Figure record listings

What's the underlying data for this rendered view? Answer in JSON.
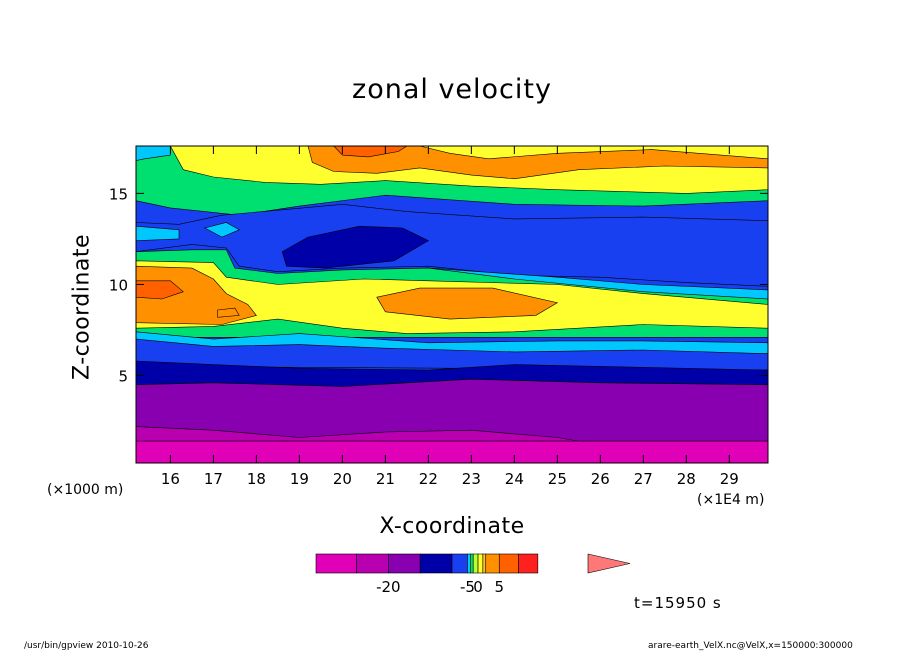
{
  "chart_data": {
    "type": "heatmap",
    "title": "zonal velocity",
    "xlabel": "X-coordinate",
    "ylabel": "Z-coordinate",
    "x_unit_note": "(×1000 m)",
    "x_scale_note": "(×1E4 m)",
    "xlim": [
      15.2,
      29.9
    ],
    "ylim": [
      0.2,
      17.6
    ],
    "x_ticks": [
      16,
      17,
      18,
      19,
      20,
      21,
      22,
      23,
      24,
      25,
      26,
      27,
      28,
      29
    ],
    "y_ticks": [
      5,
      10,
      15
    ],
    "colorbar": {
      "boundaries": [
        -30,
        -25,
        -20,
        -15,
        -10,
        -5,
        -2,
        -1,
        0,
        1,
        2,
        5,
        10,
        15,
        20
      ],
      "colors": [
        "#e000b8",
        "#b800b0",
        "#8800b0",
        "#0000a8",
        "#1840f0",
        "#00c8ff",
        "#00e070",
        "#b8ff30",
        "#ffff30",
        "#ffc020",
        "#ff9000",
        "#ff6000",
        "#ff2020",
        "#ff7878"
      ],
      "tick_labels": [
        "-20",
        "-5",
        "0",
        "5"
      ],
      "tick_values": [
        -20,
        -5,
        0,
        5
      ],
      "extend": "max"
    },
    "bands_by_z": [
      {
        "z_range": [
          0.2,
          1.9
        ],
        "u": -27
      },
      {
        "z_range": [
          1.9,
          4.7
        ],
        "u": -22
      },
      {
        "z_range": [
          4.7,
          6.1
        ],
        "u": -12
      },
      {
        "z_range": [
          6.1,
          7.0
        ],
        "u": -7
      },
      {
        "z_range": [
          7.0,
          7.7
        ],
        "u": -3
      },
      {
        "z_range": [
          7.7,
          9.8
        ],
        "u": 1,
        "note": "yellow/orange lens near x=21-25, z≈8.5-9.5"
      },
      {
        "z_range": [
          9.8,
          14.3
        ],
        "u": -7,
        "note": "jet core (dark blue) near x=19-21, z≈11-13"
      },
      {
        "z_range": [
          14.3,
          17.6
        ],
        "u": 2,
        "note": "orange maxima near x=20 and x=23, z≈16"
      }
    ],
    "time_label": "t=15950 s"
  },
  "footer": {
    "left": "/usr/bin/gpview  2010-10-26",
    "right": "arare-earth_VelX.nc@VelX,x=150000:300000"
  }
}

TASK TO COMPLETE
Set the pictures aside and transcribe the data above exactly.

THE SOLUTION
What's the underlying data for this rendered view? Answer in JSON.
{
  "chart_data": {
    "type": "heatmap",
    "title": "zonal velocity",
    "xlabel": "X-coordinate",
    "ylabel": "Z-coordinate",
    "x_unit_note": "(×1000 m)",
    "x_scale_note": "(×1E4 m)",
    "xlim": [
      15.2,
      29.9
    ],
    "ylim": [
      0.2,
      17.6
    ],
    "x_ticks": [
      16,
      17,
      18,
      19,
      20,
      21,
      22,
      23,
      24,
      25,
      26,
      27,
      28,
      29
    ],
    "y_ticks": [
      5,
      10,
      15
    ],
    "colorbar": {
      "boundaries": [
        -30,
        -25,
        -20,
        -15,
        -10,
        -5,
        -2,
        -1,
        0,
        1,
        2,
        5,
        10,
        15,
        20
      ],
      "colors": [
        "#e000b8",
        "#b800b0",
        "#8800b0",
        "#0000a8",
        "#1840f0",
        "#00c8ff",
        "#00e070",
        "#b8ff30",
        "#ffff30",
        "#ffc020",
        "#ff9000",
        "#ff6000",
        "#ff2020",
        "#ff7878"
      ],
      "tick_labels": [
        "-20",
        "-5",
        "0",
        "5"
      ],
      "tick_values": [
        -20,
        -5,
        0,
        5
      ],
      "extend": "max"
    },
    "bands_by_z": [
      {
        "z_range": [
          0.2,
          1.9
        ],
        "u": -27
      },
      {
        "z_range": [
          1.9,
          4.7
        ],
        "u": -22
      },
      {
        "z_range": [
          4.7,
          6.1
        ],
        "u": -12
      },
      {
        "z_range": [
          6.1,
          7.0
        ],
        "u": -7
      },
      {
        "z_range": [
          7.0,
          7.7
        ],
        "u": -3
      },
      {
        "z_range": [
          7.7,
          9.8
        ],
        "u": 1,
        "note": "yellow/orange lens near x=21-25, z≈8.5-9.5"
      },
      {
        "z_range": [
          9.8,
          14.3
        ],
        "u": -7,
        "note": "jet core (dark blue) near x=19-21, z≈11-13"
      },
      {
        "z_range": [
          14.3,
          17.6
        ],
        "u": 2,
        "note": "orange maxima near x=20 and x=23, z≈16"
      }
    ],
    "time_label": "t=15950 s"
  },
  "footer": {
    "left": "/usr/bin/gpview  2010-10-26",
    "right": "arare-earth_VelX.nc@VelX,x=150000:300000"
  }
}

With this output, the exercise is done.